**** Reading text
# My 20 gallon tall tank...



## mkayum (Jul 5, 2012)

What do you think? 


The fish I have now 

7x Kuhili loaches
1x oto catfish
2 x apple snails
2x nerite snails
6x ghost shrimps
5 x white cloud minnows
2x zebra danios
2x dwarf male gourami
1x bamboo shrimp



I need to find a way to get that Anubias to stay on the rocks. I have to buy some fish strings to tie it on something... lol.


----------



## otter (Aug 10, 2012)

oooh I really like it!
I wish my tanks would look that cool  my plants always die though
Also thread will work for the anubias!


----------



## sarahspins (Sep 5, 2012)

What is that plant the shrimp is on? Looks neat


----------



## mkayum (Jul 5, 2012)

sarahspins said:


> What is that plant the shrimp is on? Looks neat


It's a vine but covered in java moss. :O I bought it from Petco and they labeled it "design your own vine" 

I bought it for my bamboo shrimp... lol. c:


----------



## mkayum (Jul 5, 2012)

otter said:


> oooh I really like it!
> I wish my tanks would look that cool  my plants always die though
> Also thread will work for the anubias!


Thanks! 

Really? D: Petco has healthy and strong plants. I stopped buying from Petsmart because the money worts that I bought from it. It melted so quickly that I had to refund for it and decided to try some of Petco's 

Right now, they are growing like weeds and sprouting some new leaflets!

I should look for those! I think I have some thread in my closet... eh! c: I bought a huge bunch of Water Wisteria today! Probably 12 inches tall! c:


----------
********
Problems and tasks:
**a.** In the aquarium thread, rewrite the paragraph that begins "It's a vine but covered in java moss" as a short list, keeping its main facts.
**b.** According to the aquarium thread, how many white cloud minnows are in the tank?
**c.** Write out part of the aquarium thread word for word. Begin at the words "I need to find" and stop after "(Aug 10, 2012)".
**** Data shown
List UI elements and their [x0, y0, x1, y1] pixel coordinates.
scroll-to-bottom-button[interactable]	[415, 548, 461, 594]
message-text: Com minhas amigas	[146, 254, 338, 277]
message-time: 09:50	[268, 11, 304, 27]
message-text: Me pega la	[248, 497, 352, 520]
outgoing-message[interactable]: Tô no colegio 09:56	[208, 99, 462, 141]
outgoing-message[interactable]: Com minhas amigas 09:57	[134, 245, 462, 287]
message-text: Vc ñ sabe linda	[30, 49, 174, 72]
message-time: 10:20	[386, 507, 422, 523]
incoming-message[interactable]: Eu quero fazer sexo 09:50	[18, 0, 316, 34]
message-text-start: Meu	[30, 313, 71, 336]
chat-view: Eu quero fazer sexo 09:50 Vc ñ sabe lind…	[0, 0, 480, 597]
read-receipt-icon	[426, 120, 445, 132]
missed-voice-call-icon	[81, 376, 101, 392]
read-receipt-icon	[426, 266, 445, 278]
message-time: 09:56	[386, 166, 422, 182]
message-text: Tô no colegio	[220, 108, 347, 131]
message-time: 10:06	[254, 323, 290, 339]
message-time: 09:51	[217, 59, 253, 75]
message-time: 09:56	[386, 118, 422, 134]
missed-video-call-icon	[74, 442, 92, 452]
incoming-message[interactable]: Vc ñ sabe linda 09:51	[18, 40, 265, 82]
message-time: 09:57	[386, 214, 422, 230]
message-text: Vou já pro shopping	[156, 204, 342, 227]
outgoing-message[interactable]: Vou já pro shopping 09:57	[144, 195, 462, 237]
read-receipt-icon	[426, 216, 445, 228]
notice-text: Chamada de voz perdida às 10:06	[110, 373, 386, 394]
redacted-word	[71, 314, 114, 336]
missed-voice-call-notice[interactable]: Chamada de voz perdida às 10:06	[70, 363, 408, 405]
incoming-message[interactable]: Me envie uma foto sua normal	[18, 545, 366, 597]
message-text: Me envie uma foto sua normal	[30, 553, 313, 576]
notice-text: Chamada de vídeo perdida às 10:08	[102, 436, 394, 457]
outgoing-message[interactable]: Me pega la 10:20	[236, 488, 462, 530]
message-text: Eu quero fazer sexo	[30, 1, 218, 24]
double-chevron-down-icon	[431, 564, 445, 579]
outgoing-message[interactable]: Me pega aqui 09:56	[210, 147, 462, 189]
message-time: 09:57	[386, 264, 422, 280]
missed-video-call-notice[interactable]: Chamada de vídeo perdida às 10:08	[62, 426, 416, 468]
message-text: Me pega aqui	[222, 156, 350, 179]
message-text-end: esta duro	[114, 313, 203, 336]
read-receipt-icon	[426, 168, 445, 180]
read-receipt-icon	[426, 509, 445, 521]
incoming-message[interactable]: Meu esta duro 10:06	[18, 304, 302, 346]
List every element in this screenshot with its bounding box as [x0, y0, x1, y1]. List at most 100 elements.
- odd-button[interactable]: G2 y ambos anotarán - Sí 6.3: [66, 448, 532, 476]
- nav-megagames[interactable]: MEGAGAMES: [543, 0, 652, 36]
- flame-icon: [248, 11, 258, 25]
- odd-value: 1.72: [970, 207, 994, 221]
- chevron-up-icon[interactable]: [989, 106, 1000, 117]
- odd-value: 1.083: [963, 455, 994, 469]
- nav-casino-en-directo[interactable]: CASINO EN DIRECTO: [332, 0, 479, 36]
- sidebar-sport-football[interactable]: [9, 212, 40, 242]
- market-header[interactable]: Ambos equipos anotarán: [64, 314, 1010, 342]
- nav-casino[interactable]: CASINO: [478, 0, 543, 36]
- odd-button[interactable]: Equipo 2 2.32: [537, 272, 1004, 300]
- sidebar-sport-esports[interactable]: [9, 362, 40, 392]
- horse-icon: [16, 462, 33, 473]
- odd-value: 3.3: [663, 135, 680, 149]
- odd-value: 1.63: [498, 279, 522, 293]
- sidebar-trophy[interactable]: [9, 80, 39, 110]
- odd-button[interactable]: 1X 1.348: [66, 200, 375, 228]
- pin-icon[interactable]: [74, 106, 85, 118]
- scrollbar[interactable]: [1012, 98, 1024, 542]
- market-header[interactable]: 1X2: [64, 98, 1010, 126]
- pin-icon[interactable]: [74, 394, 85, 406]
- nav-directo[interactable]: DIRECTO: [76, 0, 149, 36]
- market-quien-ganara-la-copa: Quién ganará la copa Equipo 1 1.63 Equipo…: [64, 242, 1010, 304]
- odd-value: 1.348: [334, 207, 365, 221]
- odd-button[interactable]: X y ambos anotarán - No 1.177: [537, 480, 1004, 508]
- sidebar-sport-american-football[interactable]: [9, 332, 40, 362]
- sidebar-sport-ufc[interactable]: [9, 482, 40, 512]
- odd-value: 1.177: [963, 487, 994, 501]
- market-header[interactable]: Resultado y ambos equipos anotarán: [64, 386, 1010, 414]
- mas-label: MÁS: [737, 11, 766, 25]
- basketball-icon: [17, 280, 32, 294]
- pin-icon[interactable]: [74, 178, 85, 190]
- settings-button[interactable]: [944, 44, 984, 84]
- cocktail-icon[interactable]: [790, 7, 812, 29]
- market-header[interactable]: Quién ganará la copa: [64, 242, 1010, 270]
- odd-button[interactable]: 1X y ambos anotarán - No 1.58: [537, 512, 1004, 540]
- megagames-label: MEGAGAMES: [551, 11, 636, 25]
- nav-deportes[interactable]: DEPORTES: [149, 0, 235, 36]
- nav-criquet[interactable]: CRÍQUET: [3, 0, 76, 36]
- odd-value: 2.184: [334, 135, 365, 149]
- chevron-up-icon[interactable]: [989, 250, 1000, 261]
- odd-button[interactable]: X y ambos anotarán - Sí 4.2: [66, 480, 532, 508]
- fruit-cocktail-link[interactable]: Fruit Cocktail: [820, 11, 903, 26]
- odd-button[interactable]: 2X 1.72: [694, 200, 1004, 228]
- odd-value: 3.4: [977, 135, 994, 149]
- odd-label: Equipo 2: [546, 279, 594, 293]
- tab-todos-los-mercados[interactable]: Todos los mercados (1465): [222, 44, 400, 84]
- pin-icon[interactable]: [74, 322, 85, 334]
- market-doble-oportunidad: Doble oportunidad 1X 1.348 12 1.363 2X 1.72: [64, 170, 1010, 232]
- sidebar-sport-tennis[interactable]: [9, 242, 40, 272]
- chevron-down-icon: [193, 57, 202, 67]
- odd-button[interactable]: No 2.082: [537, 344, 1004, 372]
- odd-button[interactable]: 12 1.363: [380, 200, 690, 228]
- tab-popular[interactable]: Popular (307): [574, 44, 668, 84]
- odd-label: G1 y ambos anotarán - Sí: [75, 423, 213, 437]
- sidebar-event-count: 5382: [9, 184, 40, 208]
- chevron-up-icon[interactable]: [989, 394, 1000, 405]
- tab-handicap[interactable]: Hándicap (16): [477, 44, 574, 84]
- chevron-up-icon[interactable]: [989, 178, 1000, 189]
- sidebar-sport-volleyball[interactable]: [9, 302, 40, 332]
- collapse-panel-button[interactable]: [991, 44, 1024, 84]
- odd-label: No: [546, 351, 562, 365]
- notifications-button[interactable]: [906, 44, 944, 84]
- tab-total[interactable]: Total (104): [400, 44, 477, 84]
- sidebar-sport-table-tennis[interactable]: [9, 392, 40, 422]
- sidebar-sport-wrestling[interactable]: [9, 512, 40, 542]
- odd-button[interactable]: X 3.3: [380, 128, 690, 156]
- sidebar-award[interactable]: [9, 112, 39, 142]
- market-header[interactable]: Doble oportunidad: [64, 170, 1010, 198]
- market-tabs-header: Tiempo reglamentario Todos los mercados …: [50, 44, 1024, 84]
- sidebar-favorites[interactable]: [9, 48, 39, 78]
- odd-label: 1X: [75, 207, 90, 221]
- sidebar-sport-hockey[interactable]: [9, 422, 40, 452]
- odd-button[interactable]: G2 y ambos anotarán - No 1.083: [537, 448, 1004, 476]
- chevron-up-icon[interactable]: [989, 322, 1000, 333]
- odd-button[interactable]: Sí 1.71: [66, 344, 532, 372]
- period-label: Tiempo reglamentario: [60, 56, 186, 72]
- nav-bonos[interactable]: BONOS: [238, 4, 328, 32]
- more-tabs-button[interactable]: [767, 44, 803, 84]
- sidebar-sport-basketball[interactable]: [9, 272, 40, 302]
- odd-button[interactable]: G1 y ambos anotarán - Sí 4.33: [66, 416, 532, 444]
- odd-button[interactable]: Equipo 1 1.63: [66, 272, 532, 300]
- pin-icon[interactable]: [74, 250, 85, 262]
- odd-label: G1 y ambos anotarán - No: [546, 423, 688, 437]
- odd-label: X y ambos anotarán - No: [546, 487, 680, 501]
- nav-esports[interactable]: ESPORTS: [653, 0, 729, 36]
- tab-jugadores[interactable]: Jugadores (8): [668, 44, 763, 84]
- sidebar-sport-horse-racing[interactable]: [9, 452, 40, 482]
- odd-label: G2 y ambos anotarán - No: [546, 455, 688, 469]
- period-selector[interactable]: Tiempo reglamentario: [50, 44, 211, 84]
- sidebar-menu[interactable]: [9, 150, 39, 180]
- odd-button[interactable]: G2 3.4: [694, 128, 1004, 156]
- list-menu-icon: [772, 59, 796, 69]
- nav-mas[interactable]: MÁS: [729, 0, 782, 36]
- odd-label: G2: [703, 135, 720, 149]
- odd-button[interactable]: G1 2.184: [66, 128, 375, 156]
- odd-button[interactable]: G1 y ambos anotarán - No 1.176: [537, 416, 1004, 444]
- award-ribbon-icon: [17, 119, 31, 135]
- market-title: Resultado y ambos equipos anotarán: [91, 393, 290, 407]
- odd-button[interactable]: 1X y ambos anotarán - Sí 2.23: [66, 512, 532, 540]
********
Results by task:
**a.**
- The plant is a vine covered in java moss.
- It was bought from Petco.
- Petco labeled it "design your own vine."

**b.** Five.

**c.**
I need to find a way to get that Anubias to stay on the rocks. I have to buy some fish strings to tie it on something... lol.


----------



## otter (Aug 10, 2012)